§ **Do this**
Return each line of the data below exactly, omitting any pictures.

Chart and figure data:
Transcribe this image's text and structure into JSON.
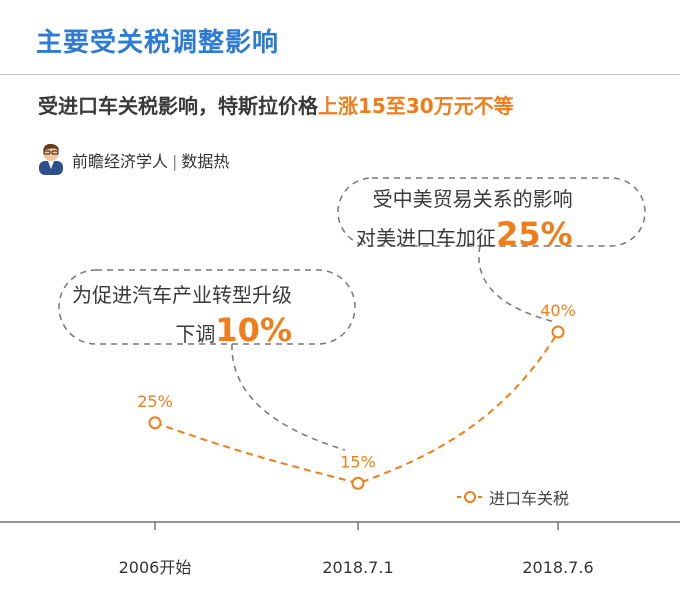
{
  "header": {
    "title": "主要受关税调整影响",
    "subtitle_prefix": "受进口车关税影响，特斯拉价格",
    "subtitle_highlight": "上涨15至30万元不等"
  },
  "credit": {
    "author": "前瞻经济学人",
    "separator": "|",
    "source": "数据热"
  },
  "callouts": [
    {
      "line1": "受中美贸易关系的影响",
      "line2_prefix": "对美进口车加征",
      "line2_value": "25%"
    },
    {
      "line1": "为促进汽车产业转型升级",
      "line2_prefix": "下调",
      "line2_value": "10%"
    }
  ],
  "colors": {
    "accent": "#f07d1a",
    "title": "#2e7bd6",
    "bubble_border": "#777777",
    "axis": "#555555"
  },
  "chart_data": {
    "type": "line",
    "categories": [
      "2006开始",
      "2018.7.1",
      "2018.7.6"
    ],
    "series": [
      {
        "name": "进口车关税",
        "values": [
          25,
          15,
          40
        ],
        "labels": [
          "25%",
          "15%",
          "40%"
        ]
      }
    ],
    "ylim": [
      0,
      45
    ],
    "line_style": "dashed",
    "grid": false,
    "legend": "bottom-right"
  }
}
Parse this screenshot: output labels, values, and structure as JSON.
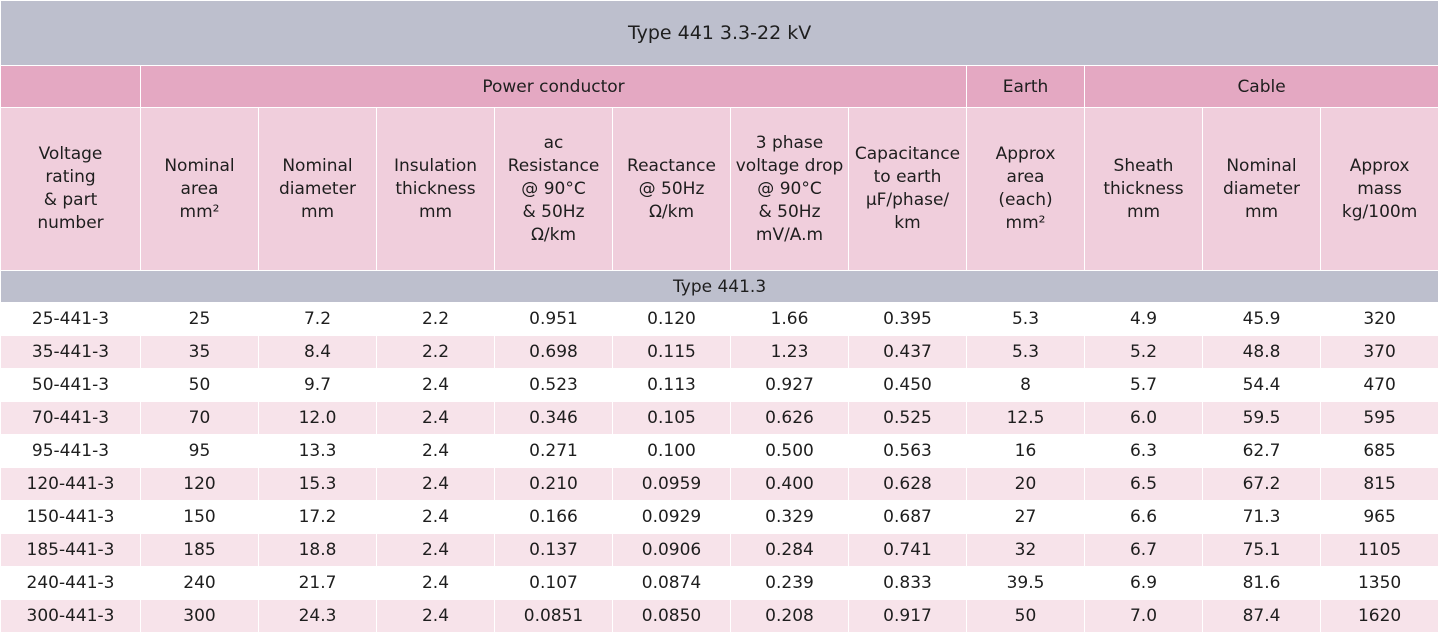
{
  "title": "Type 441  3.3-22 kV",
  "groups": {
    "power_conductor": "Power conductor",
    "earth": "Earth",
    "cable": "Cable"
  },
  "headers": [
    "Voltage\nrating\n& part\nnumber",
    "Nominal\narea\nmm²",
    "Nominal\ndiameter\nmm",
    "Insulation\nthickness\nmm",
    "ac\nResistance\n@ 90°C\n& 50Hz\nΩ/km",
    "Reactance\n@ 50Hz\nΩ/km",
    "3 phase\nvoltage drop\n@ 90°C\n& 50Hz\nmV/A.m",
    "Capacitance\nto earth\nμF/phase/\nkm",
    "Approx\narea\n(each)\nmm²",
    "Sheath\nthickness\nmm",
    "Nominal\ndiameter\nmm",
    "Approx\nmass\nkg/100m"
  ],
  "section_label": "Type 441.3",
  "rows": [
    [
      "25-441-3",
      "25",
      "7.2",
      "2.2",
      "0.951",
      "0.120",
      "1.66",
      "0.395",
      "5.3",
      "4.9",
      "45.9",
      "320"
    ],
    [
      "35-441-3",
      "35",
      "8.4",
      "2.2",
      "0.698",
      "0.115",
      "1.23",
      "0.437",
      "5.3",
      "5.2",
      "48.8",
      "370"
    ],
    [
      "50-441-3",
      "50",
      "9.7",
      "2.4",
      "0.523",
      "0.113",
      "0.927",
      "0.450",
      "8",
      "5.7",
      "54.4",
      "470"
    ],
    [
      "70-441-3",
      "70",
      "12.0",
      "2.4",
      "0.346",
      "0.105",
      "0.626",
      "0.525",
      "12.5",
      "6.0",
      "59.5",
      "595"
    ],
    [
      "95-441-3",
      "95",
      "13.3",
      "2.4",
      "0.271",
      "0.100",
      "0.500",
      "0.563",
      "16",
      "6.3",
      "62.7",
      "685"
    ],
    [
      "120-441-3",
      "120",
      "15.3",
      "2.4",
      "0.210",
      "0.0959",
      "0.400",
      "0.628",
      "20",
      "6.5",
      "67.2",
      "815"
    ],
    [
      "150-441-3",
      "150",
      "17.2",
      "2.4",
      "0.166",
      "0.0929",
      "0.329",
      "0.687",
      "27",
      "6.6",
      "71.3",
      "965"
    ],
    [
      "185-441-3",
      "185",
      "18.8",
      "2.4",
      "0.137",
      "0.0906",
      "0.284",
      "0.741",
      "32",
      "6.7",
      "75.1",
      "1105"
    ],
    [
      "240-441-3",
      "240",
      "21.7",
      "2.4",
      "0.107",
      "0.0874",
      "0.239",
      "0.833",
      "39.5",
      "6.9",
      "81.6",
      "1350"
    ],
    [
      "300-441-3",
      "300",
      "24.3",
      "2.4",
      "0.0851",
      "0.0850",
      "0.208",
      "0.917",
      "50",
      "7.0",
      "87.4",
      "1620"
    ]
  ],
  "colors": {
    "title_band": "#bdbfcd",
    "group_band": "#e4a8c2",
    "header_band": "#f0cedc",
    "alt_row": "#f7e3ea"
  }
}
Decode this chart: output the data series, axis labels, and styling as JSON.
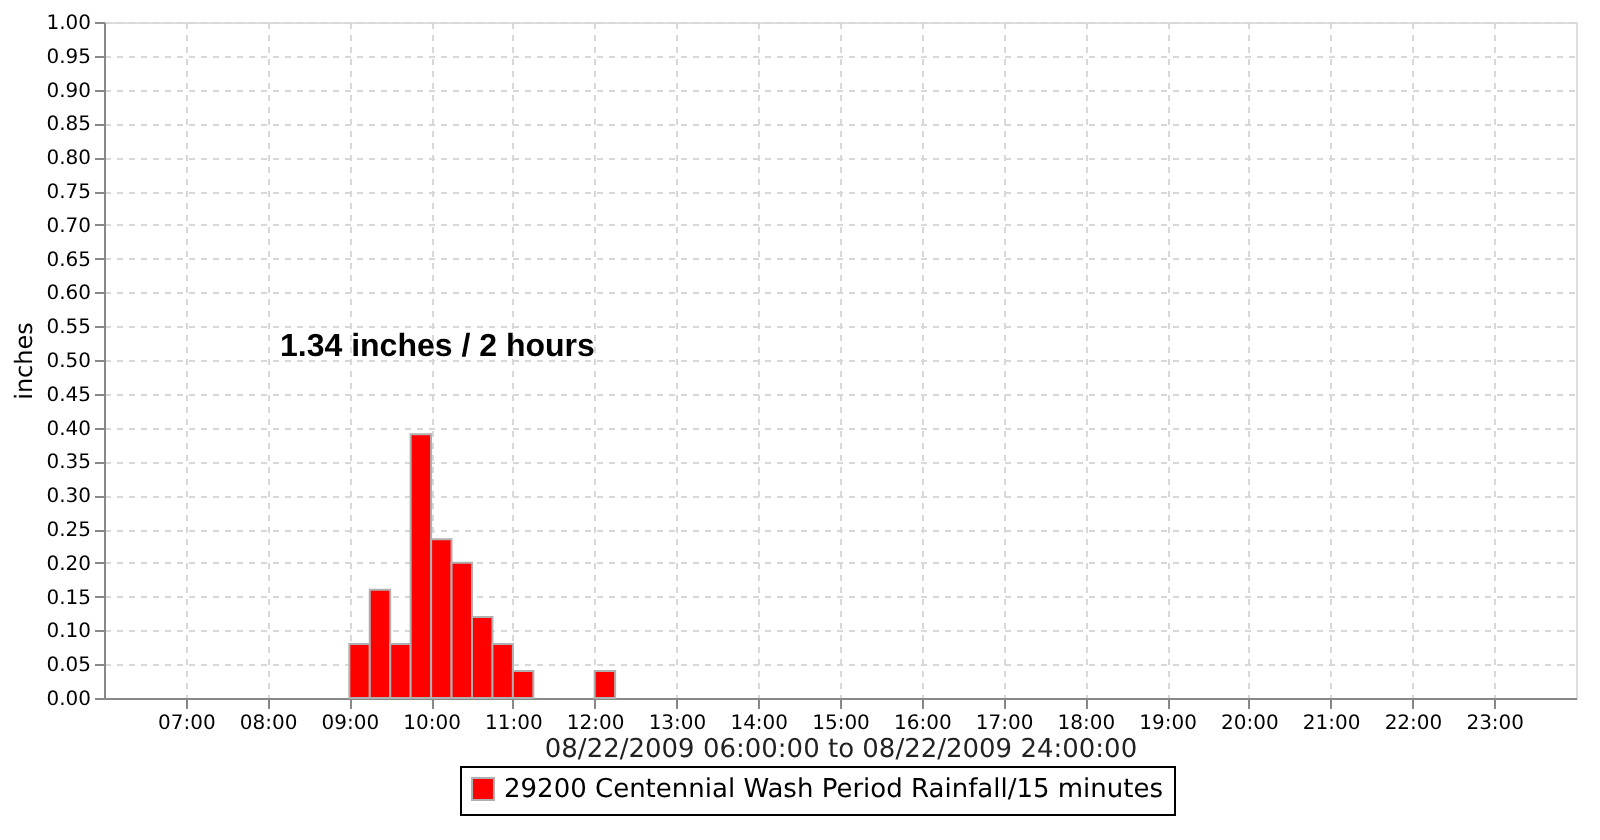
{
  "chart_data": {
    "type": "histogram",
    "xlabel": "08/22/2009 06:00:00 to 08/22/2009 24:00:00",
    "ylabel": "inches",
    "annotations": [
      "1.34 inches / 2 hours"
    ],
    "bins": [
      9,
      9.25,
      9.5,
      9.75,
      10,
      10.25,
      10.5,
      10.75,
      11,
      11.25,
      11.5,
      11.75,
      12,
      12.25
    ],
    "series": [
      {
        "name": "29200 Centennial Wash Period Rainfall/15 minutes",
        "color": "#ff0000",
        "values": [
          0.08,
          0.16,
          0.08,
          0.39,
          0.235,
          0.2,
          0.12,
          0.08,
          0.04,
          0,
          0,
          0,
          0.04
        ]
      }
    ],
    "xlim": [
      6,
      24
    ],
    "xticks": [
      {
        "value": 7,
        "label": "07:00"
      },
      {
        "value": 8,
        "label": "08:00"
      },
      {
        "value": 9,
        "label": "09:00"
      },
      {
        "value": 10,
        "label": "10:00"
      },
      {
        "value": 11,
        "label": "11:00"
      },
      {
        "value": 12,
        "label": "12:00"
      },
      {
        "value": 13,
        "label": "13:00"
      },
      {
        "value": 14,
        "label": "14:00"
      },
      {
        "value": 15,
        "label": "15:00"
      },
      {
        "value": 16,
        "label": "16:00"
      },
      {
        "value": 17,
        "label": "17:00"
      },
      {
        "value": 18,
        "label": "18:00"
      },
      {
        "value": 19,
        "label": "19:00"
      },
      {
        "value": 20,
        "label": "20:00"
      },
      {
        "value": 21,
        "label": "21:00"
      },
      {
        "value": 22,
        "label": "22:00"
      },
      {
        "value": 23,
        "label": "23:00"
      }
    ],
    "ylim": [
      0,
      1
    ],
    "yticks": [
      {
        "value": 0,
        "label": "0.00"
      },
      {
        "value": 0.05,
        "label": "0.05"
      },
      {
        "value": 0.1,
        "label": "0.10"
      },
      {
        "value": 0.15,
        "label": "0.15"
      },
      {
        "value": 0.2,
        "label": "0.20"
      },
      {
        "value": 0.25,
        "label": "0.25"
      },
      {
        "value": 0.3,
        "label": "0.30"
      },
      {
        "value": 0.35,
        "label": "0.35"
      },
      {
        "value": 0.4,
        "label": "0.40"
      },
      {
        "value": 0.45,
        "label": "0.45"
      },
      {
        "value": 0.5,
        "label": "0.50"
      },
      {
        "value": 0.55,
        "label": "0.55"
      },
      {
        "value": 0.6,
        "label": "0.60"
      },
      {
        "value": 0.65,
        "label": "0.65"
      },
      {
        "value": 0.7,
        "label": "0.70"
      },
      {
        "value": 0.75,
        "label": "0.75"
      },
      {
        "value": 0.8,
        "label": "0.80"
      },
      {
        "value": 0.85,
        "label": "0.85"
      },
      {
        "value": 0.9,
        "label": "0.90"
      },
      {
        "value": 0.95,
        "label": "0.95"
      },
      {
        "value": 1,
        "label": "1.00"
      }
    ],
    "grid": true,
    "legend": "bottom"
  }
}
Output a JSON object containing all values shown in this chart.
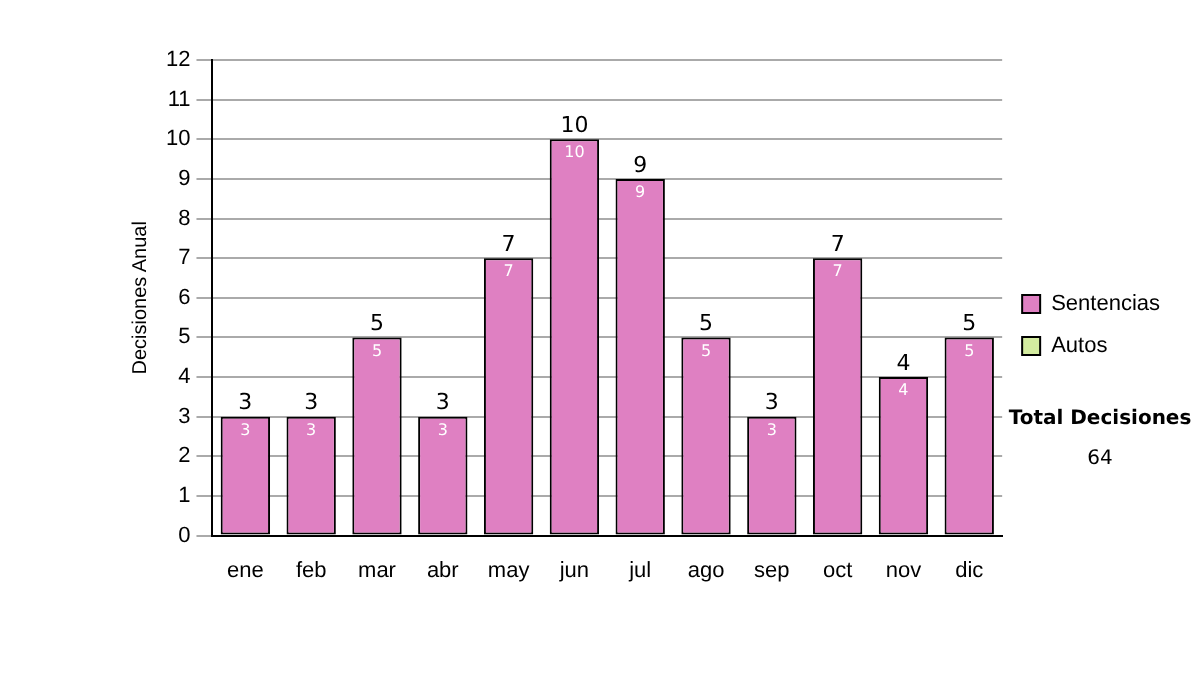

§ **Solution for this task**
Transcribe this image's text and structure into JSON.
{
  "header": {
    "title": "主要受关税调整影响",
    "subtitle_prefix": "受进口车关税影响，特斯拉价格",
    "subtitle_highlight": "上涨15至30万元不等"
  },
  "credit": {
    "author": "前瞻经济学人",
    "separator": "|",
    "source": "数据热"
  },
  "callouts": [
    {
      "line1": "受中美贸易关系的影响",
      "line2_prefix": "对美进口车加征",
      "line2_value": "25%"
    },
    {
      "line1": "为促进汽车产业转型升级",
      "line2_prefix": "下调",
      "line2_value": "10%"
    }
  ],
  "colors": {
    "accent": "#f07d1a",
    "title": "#2e7bd6",
    "bubble_border": "#777777",
    "axis": "#555555"
  },
  "chart_data": {
    "type": "line",
    "categories": [
      "2006开始",
      "2018.7.1",
      "2018.7.6"
    ],
    "series": [
      {
        "name": "进口车关税",
        "values": [
          25,
          15,
          40
        ],
        "labels": [
          "25%",
          "15%",
          "40%"
        ]
      }
    ],
    "ylim": [
      0,
      45
    ],
    "line_style": "dashed",
    "grid": false,
    "legend": "bottom-right"
  }
}
Parse this screenshot: output labels, values, and structure as JSON.
{
  "title": "Type 441  3.3-22 kV",
  "groups": {
    "power_conductor": "Power conductor",
    "earth": "Earth",
    "cable": "Cable"
  },
  "headers": [
    "Voltage\nrating\n& part\nnumber",
    "Nominal\narea\nmm²",
    "Nominal\ndiameter\nmm",
    "Insulation\nthickness\nmm",
    "ac\nResistance\n@ 90°C\n& 50Hz\nΩ/km",
    "Reactance\n@ 50Hz\nΩ/km",
    "3 phase\nvoltage drop\n@ 90°C\n& 50Hz\nmV/A.m",
    "Capacitance\nto earth\nμF/phase/\nkm",
    "Approx\narea\n(each)\nmm²",
    "Sheath\nthickness\nmm",
    "Nominal\ndiameter\nmm",
    "Approx\nmass\nkg/100m"
  ],
  "section_label": "Type 441.3",
  "rows": [
    [
      "25-441-3",
      "25",
      "7.2",
      "2.2",
      "0.951",
      "0.120",
      "1.66",
      "0.395",
      "5.3",
      "4.9",
      "45.9",
      "320"
    ],
    [
      "35-441-3",
      "35",
      "8.4",
      "2.2",
      "0.698",
      "0.115",
      "1.23",
      "0.437",
      "5.3",
      "5.2",
      "48.8",
      "370"
    ],
    [
      "50-441-3",
      "50",
      "9.7",
      "2.4",
      "0.523",
      "0.113",
      "0.927",
      "0.450",
      "8",
      "5.7",
      "54.4",
      "470"
    ],
    [
      "70-441-3",
      "70",
      "12.0",
      "2.4",
      "0.346",
      "0.105",
      "0.626",
      "0.525",
      "12.5",
      "6.0",
      "59.5",
      "595"
    ],
    [
      "95-441-3",
      "95",
      "13.3",
      "2.4",
      "0.271",
      "0.100",
      "0.500",
      "0.563",
      "16",
      "6.3",
      "62.7",
      "685"
    ],
    [
      "120-441-3",
      "120",
      "15.3",
      "2.4",
      "0.210",
      "0.0959",
      "0.400",
      "0.628",
      "20",
      "6.5",
      "67.2",
      "815"
    ],
    [
      "150-441-3",
      "150",
      "17.2",
      "2.4",
      "0.166",
      "0.0929",
      "0.329",
      "0.687",
      "27",
      "6.6",
      "71.3",
      "965"
    ],
    [
      "185-441-3",
      "185",
      "18.8",
      "2.4",
      "0.137",
      "0.0906",
      "0.284",
      "0.741",
      "32",
      "6.7",
      "75.1",
      "1105"
    ],
    [
      "240-441-3",
      "240",
      "21.7",
      "2.4",
      "0.107",
      "0.0874",
      "0.239",
      "0.833",
      "39.5",
      "6.9",
      "81.6",
      "1350"
    ],
    [
      "300-441-3",
      "300",
      "24.3",
      "2.4",
      "0.0851",
      "0.0850",
      "0.208",
      "0.917",
      "50",
      "7.0",
      "87.4",
      "1620"
    ]
  ],
  "colors": {
    "title_band": "#bdbfcd",
    "group_band": "#e4a8c2",
    "header_band": "#f0cedc",
    "alt_row": "#f7e3ea"
  }
}
Decode this chart: output the data series, axis labels, and styling as JSON.
{
  "chart_data": {
    "type": "histogram",
    "xlabel": "08/22/2009 06:00:00 to 08/22/2009 24:00:00",
    "ylabel": "inches",
    "annotations": [
      "1.34 inches / 2 hours"
    ],
    "bins": [
      9,
      9.25,
      9.5,
      9.75,
      10,
      10.25,
      10.5,
      10.75,
      11,
      11.25,
      11.5,
      11.75,
      12,
      12.25
    ],
    "series": [
      {
        "name": "29200 Centennial Wash Period Rainfall/15 minutes",
        "color": "#ff0000",
        "values": [
          0.08,
          0.16,
          0.08,
          0.39,
          0.235,
          0.2,
          0.12,
          0.08,
          0.04,
          0,
          0,
          0,
          0.04
        ]
      }
    ],
    "xlim": [
      6,
      24
    ],
    "xticks": [
      {
        "value": 7,
        "label": "07:00"
      },
      {
        "value": 8,
        "label": "08:00"
      },
      {
        "value": 9,
        "label": "09:00"
      },
      {
        "value": 10,
        "label": "10:00"
      },
      {
        "value": 11,
        "label": "11:00"
      },
      {
        "value": 12,
        "label": "12:00"
      },
      {
        "value": 13,
        "label": "13:00"
      },
      {
        "value": 14,
        "label": "14:00"
      },
      {
        "value": 15,
        "label": "15:00"
      },
      {
        "value": 16,
        "label": "16:00"
      },
      {
        "value": 17,
        "label": "17:00"
      },
      {
        "value": 18,
        "label": "18:00"
      },
      {
        "value": 19,
        "label": "19:00"
      },
      {
        "value": 20,
        "label": "20:00"
      },
      {
        "value": 21,
        "label": "21:00"
      },
      {
        "value": 22,
        "label": "22:00"
      },
      {
        "value": 23,
        "label": "23:00"
      }
    ],
    "ylim": [
      0,
      1
    ],
    "yticks": [
      {
        "value": 0,
        "label": "0.00"
      },
      {
        "value": 0.05,
        "label": "0.05"
      },
      {
        "value": 0.1,
        "label": "0.10"
      },
      {
        "value": 0.15,
        "label": "0.15"
      },
      {
        "value": 0.2,
        "label": "0.20"
      },
      {
        "value": 0.25,
        "label": "0.25"
      },
      {
        "value": 0.3,
        "label": "0.30"
      },
      {
        "value": 0.35,
        "label": "0.35"
      },
      {
        "value": 0.4,
        "label": "0.40"
      },
      {
        "value": 0.45,
        "label": "0.45"
      },
      {
        "value": 0.5,
        "label": "0.50"
      },
      {
        "value": 0.55,
        "label": "0.55"
      },
      {
        "value": 0.6,
        "label": "0.60"
      },
      {
        "value": 0.65,
        "label": "0.65"
      },
      {
        "value": 0.7,
        "label": "0.70"
      },
      {
        "value": 0.75,
        "label": "0.75"
      },
      {
        "value": 0.8,
        "label": "0.80"
      },
      {
        "value": 0.85,
        "label": "0.85"
      },
      {
        "value": 0.9,
        "label": "0.90"
      },
      {
        "value": 0.95,
        "label": "0.95"
      },
      {
        "value": 1,
        "label": "1.00"
      }
    ],
    "grid": true,
    "legend": "bottom"
  }
}
Output a JSON object containing all values shown in this chart.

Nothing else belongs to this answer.